Extracted data entries:
[START]

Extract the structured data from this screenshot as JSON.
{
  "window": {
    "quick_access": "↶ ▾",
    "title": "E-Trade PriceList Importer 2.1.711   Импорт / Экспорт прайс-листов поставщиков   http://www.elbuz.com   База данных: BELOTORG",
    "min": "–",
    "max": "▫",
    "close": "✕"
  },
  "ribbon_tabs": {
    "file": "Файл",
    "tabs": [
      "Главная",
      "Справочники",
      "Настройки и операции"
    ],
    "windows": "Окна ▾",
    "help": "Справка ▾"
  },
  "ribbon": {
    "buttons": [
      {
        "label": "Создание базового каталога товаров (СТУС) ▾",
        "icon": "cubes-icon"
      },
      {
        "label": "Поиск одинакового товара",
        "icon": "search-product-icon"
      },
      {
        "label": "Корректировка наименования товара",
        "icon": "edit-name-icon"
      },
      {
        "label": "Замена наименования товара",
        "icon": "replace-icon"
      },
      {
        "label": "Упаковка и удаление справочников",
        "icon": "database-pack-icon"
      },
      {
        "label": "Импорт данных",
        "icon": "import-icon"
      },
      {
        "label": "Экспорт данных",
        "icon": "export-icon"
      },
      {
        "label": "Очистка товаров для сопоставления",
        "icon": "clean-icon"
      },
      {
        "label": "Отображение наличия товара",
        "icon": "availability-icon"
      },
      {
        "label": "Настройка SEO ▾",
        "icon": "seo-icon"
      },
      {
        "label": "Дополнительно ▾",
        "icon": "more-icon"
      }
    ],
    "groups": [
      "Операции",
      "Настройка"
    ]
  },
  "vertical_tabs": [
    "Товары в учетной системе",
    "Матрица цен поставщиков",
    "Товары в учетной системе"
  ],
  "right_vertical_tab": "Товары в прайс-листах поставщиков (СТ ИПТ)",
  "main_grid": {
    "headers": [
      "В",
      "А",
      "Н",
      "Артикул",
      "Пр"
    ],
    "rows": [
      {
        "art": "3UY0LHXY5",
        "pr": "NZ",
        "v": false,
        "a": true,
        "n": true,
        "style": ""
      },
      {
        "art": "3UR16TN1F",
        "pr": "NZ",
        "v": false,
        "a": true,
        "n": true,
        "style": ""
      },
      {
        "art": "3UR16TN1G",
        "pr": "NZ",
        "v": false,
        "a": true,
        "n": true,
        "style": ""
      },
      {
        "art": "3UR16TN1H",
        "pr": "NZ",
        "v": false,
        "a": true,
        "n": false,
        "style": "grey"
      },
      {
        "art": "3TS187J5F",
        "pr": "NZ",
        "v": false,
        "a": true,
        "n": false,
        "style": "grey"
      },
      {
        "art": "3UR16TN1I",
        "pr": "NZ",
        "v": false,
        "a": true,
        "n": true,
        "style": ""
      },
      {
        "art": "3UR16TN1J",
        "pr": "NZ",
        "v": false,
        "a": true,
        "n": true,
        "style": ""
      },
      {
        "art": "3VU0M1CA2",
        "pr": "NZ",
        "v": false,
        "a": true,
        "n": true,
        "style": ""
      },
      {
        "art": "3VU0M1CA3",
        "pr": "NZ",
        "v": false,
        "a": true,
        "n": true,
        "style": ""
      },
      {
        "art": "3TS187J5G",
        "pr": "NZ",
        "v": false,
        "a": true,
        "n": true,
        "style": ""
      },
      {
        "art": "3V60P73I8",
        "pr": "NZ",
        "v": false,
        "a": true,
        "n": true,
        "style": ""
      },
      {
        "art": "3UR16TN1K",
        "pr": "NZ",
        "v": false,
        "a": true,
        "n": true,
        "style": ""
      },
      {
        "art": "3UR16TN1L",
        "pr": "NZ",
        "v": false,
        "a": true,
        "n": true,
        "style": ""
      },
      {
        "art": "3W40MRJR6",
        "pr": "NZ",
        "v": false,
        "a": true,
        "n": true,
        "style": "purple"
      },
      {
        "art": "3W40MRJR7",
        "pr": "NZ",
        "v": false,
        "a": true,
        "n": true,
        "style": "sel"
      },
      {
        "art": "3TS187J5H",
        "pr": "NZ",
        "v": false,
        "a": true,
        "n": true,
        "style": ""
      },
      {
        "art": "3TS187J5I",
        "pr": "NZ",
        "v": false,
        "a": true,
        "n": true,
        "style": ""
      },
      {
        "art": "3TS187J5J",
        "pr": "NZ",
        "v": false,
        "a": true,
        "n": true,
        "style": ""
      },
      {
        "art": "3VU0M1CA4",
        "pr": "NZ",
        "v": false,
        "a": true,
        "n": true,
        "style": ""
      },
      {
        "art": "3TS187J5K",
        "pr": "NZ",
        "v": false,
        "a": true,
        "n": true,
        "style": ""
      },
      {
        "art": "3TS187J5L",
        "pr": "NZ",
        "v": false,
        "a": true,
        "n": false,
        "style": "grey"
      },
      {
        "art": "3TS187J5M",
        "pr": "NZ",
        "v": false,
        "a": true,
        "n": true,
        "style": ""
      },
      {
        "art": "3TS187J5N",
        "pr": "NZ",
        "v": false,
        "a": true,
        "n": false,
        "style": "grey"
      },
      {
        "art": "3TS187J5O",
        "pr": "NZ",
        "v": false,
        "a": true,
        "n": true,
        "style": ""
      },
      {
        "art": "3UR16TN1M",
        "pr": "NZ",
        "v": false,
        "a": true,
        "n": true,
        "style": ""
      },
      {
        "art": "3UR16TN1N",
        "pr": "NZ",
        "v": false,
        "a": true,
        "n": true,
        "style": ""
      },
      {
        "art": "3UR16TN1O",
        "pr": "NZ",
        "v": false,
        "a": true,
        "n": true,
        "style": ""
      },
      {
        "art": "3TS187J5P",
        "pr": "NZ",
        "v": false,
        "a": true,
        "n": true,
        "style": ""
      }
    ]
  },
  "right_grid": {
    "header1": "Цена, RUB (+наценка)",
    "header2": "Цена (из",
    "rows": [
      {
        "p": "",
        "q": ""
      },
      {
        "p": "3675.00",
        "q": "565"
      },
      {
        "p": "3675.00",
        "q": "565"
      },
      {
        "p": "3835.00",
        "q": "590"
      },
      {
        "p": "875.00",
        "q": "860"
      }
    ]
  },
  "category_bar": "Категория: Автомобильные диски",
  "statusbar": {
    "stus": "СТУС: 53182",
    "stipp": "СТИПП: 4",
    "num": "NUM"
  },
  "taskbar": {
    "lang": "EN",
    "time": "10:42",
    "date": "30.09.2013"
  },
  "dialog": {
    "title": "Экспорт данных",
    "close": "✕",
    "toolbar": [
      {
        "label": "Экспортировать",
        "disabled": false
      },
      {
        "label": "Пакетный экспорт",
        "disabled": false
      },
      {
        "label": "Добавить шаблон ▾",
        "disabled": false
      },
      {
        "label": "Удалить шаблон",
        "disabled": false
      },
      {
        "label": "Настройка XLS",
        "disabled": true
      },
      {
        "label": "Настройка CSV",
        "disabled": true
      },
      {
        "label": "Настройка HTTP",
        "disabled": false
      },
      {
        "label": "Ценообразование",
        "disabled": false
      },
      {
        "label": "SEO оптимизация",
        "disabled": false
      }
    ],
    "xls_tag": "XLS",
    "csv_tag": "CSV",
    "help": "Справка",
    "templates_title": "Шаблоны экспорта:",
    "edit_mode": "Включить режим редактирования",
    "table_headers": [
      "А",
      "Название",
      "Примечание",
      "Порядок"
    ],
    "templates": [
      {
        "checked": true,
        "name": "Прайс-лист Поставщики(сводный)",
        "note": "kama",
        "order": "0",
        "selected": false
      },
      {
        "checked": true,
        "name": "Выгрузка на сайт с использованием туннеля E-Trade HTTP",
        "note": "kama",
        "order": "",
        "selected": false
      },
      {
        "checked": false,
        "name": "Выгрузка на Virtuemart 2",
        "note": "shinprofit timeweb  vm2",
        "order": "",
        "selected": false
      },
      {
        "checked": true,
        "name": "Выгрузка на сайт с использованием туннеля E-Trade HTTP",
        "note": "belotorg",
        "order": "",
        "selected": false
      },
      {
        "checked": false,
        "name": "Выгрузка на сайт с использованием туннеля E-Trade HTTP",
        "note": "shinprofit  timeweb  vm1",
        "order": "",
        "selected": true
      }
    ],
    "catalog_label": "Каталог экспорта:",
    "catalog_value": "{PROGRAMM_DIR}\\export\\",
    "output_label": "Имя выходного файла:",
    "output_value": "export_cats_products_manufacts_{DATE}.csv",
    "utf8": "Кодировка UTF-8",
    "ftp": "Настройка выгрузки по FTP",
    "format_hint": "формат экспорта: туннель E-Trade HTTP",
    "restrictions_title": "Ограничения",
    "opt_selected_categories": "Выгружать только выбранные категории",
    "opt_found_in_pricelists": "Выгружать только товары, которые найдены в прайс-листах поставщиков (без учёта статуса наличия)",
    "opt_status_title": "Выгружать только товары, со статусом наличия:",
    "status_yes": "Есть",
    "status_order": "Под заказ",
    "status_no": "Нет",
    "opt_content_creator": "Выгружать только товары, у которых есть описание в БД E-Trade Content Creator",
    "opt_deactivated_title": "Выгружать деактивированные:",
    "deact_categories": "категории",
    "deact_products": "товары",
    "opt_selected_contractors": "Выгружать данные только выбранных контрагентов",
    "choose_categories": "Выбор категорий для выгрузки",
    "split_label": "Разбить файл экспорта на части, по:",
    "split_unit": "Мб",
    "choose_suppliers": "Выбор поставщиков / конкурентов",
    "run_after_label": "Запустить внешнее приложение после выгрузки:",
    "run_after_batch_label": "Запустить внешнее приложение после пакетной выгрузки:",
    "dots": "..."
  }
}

[END]

Written exercise:
Every line in the data that holds "учетной" should be copied out.

Response to the exercise:
    "Товары в учетной системе",
    "Товары в учетной системе"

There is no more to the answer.